> EXTRACTED DATA
** BEGIN **

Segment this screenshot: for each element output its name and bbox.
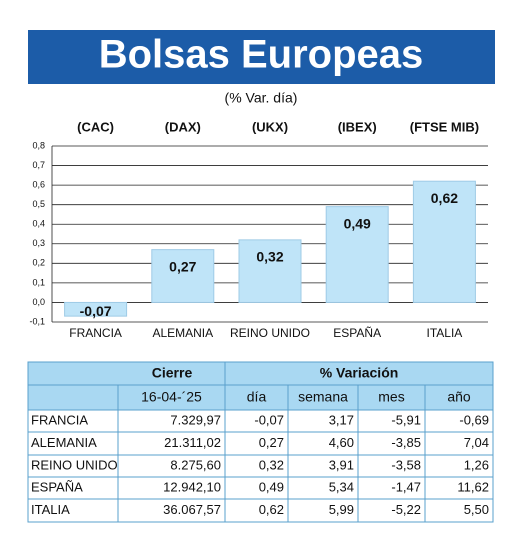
index-label: (IBEX) [338,119,377,134]
table-cell: -5,91 [391,412,421,427]
table-subheader: día [247,389,267,405]
table-cell: 0,62 [259,502,284,517]
table-cell: 0,32 [259,457,284,472]
value-label: 0,49 [344,215,371,231]
table-cell: 7.329,97 [170,412,221,427]
table-row-name: ITALIA [31,502,70,517]
table-cell: 1,26 [464,457,489,472]
x-tick-label: ITALIA [427,326,463,340]
table-cell: -1,47 [391,479,421,494]
title: Bolsas Europeas [99,33,424,77]
x-tick-label: ESPAÑA [333,326,381,340]
x-tick-label: ALEMANIA [152,326,213,340]
table-cell: 11,62 [457,479,489,494]
y-tick-label: 0,6 [32,179,45,189]
y-tick-label: 0,8 [32,140,45,150]
y-tick-label: 0,2 [32,258,45,268]
value-label: -0,07 [80,303,112,319]
table-frame [27,361,494,523]
y-tick-label: 0,7 [32,160,45,170]
bar [64,301,128,317]
table-row-name: ESPAÑA [31,479,83,494]
bar [325,206,389,303]
y-tick-label: 0,3 [32,238,45,248]
index-label: (UKX) [252,119,288,134]
table-cell: 7,04 [464,435,489,450]
table-cell: -0,69 [459,412,489,427]
bar [412,180,476,303]
table-subheader: mes [378,389,404,405]
x-tick-label: FRANCIA [69,326,122,340]
y-tick-label: -0,1 [29,316,45,326]
table-subheader: semana [298,389,348,405]
index-label: (FTSE MIB) [410,119,479,134]
value-label: 0,32 [256,249,283,265]
table-header: % Variación [320,365,399,381]
table-cell: 0,27 [259,435,284,450]
table-cell: -3,85 [391,435,421,450]
index-label: (CAC) [77,119,114,134]
table-subheader: año [447,389,471,405]
table-subheader: 16-04-´25 [141,389,202,405]
table-cell: 36.067,57 [163,502,221,517]
y-tick-label: 0,0 [32,297,45,307]
table-header: Cierre [152,365,193,381]
table-cell: 3,91 [329,457,354,472]
y-tick-label: 0,1 [32,277,45,287]
subtitle: (% Var. día) [225,90,298,106]
table-cell: 5,50 [464,502,489,517]
y-tick-label: 0,4 [32,219,45,229]
table-cell: 21.311,02 [164,435,221,450]
table-cell: -0,07 [254,412,284,427]
table-cell: 0,49 [259,479,284,494]
value-label: 0,62 [431,190,458,206]
x-tick-label: REINO UNIDO [230,326,310,340]
table-row-name: FRANCIA [31,412,88,427]
table-cell: 5,99 [329,502,354,517]
y-tick-label: 0,5 [32,199,45,209]
table-cell: 12.942,10 [163,479,221,494]
table-cell: 8.275,60 [170,457,221,472]
title-bar [28,30,495,84]
bar [238,239,302,303]
value-label: 0,27 [169,258,196,274]
index-label: (DAX) [165,119,201,134]
table-cell: 4,60 [329,435,354,450]
table-cell: -3,58 [391,457,421,472]
table-cell: 3,17 [329,412,354,427]
bar [151,249,215,303]
table-header-bg [28,362,493,410]
table-row-name: REINO UNIDO [31,457,118,472]
table-cell: 5,34 [329,479,354,494]
table-row-name: ALEMANIA [31,435,97,450]
table-cell: -5,22 [391,502,421,517]
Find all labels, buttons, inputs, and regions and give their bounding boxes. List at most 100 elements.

** END **

> SHORT PROBLEM
Copy the records above line for line, without changing anything, and omit the pictures.

> WORKED SOLUTION
Segment this screenshot: for each element output its name and bbox.
index-label: (IBEX) [338,119,377,134]
table-cell: -5,91 [391,412,421,427]
table-subheader: día [247,389,267,405]
table-cell: 0,62 [259,502,284,517]
table-cell: 0,32 [259,457,284,472]
value-label: 0,49 [344,215,371,231]
table-cell: 7.329,97 [170,412,221,427]
table-row-name: ITALIA [31,502,70,517]
table-cell: 1,26 [464,457,489,472]
x-tick-label: ITALIA [427,326,463,340]
table-cell: -1,47 [391,479,421,494]
title: Bolsas Europeas [99,33,424,77]
x-tick-label: ESPAÑA [333,326,381,340]
x-tick-label: ALEMANIA [152,326,213,340]
table-cell: 11,62 [457,479,489,494]
y-tick-label: 0,6 [32,179,45,189]
y-tick-label: 0,8 [32,140,45,150]
y-tick-label: 0,2 [32,258,45,268]
value-label: -0,07 [80,303,112,319]
table-frame [27,361,494,523]
y-tick-label: 0,7 [32,160,45,170]
bar [64,301,128,317]
table-row-name: ESPAÑA [31,479,83,494]
bar [325,206,389,303]
y-tick-label: 0,3 [32,238,45,248]
index-label: (UKX) [252,119,288,134]
table-cell: 7,04 [464,435,489,450]
table-cell: -0,69 [459,412,489,427]
bar [412,180,476,303]
table-subheader: mes [378,389,404,405]
x-tick-label: FRANCIA [69,326,122,340]
y-tick-label: -0,1 [29,316,45,326]
table-subheader: semana [298,389,348,405]
index-label: (FTSE MIB) [410,119,479,134]
value-label: 0,32 [256,249,283,265]
table-header: % Variación [320,365,399,381]
table-cell: 0,27 [259,435,284,450]
table-cell: -3,85 [391,435,421,450]
index-label: (CAC) [77,119,114,134]
table-subheader: año [447,389,471,405]
table-subheader: 16-04-´25 [141,389,202,405]
table-cell: 36.067,57 [163,502,221,517]
y-tick-label: 0,0 [32,297,45,307]
table-header: Cierre [152,365,193,381]
table-cell: 3,91 [329,457,354,472]
y-tick-label: 0,1 [32,277,45,287]
subtitle: (% Var. día) [225,90,298,106]
table-cell: 5,50 [464,502,489,517]
y-tick-label: 0,4 [32,219,45,229]
table-cell: 21.311,02 [164,435,221,450]
table-cell: -0,07 [254,412,284,427]
table-cell: 0,49 [259,479,284,494]
value-label: 0,62 [431,190,458,206]
x-tick-label: REINO UNIDO [230,326,310,340]
table-row-name: FRANCIA [31,412,88,427]
table-cell: 5,99 [329,502,354,517]
y-tick-label: 0,5 [32,199,45,209]
table-cell: 12.942,10 [163,479,221,494]
table-cell: 8.275,60 [170,457,221,472]
title-bar [28,30,495,84]
bar [238,239,302,303]
value-label: 0,27 [169,258,196,274]
index-label: (DAX) [165,119,201,134]
table-cell: 4,60 [329,435,354,450]
table-cell: -3,58 [391,457,421,472]
table-cell: 3,17 [329,412,354,427]
bar [151,249,215,303]
table-header-bg [28,362,493,410]
table-row-name: REINO UNIDO [31,457,118,472]
table-cell: 5,34 [329,479,354,494]
table-row-name: ALEMANIA [31,435,97,450]
table-cell: -5,22 [391,502,421,517]
Find all labels, buttons, inputs, and regions and give their bounding boxes. List at most 100 elements.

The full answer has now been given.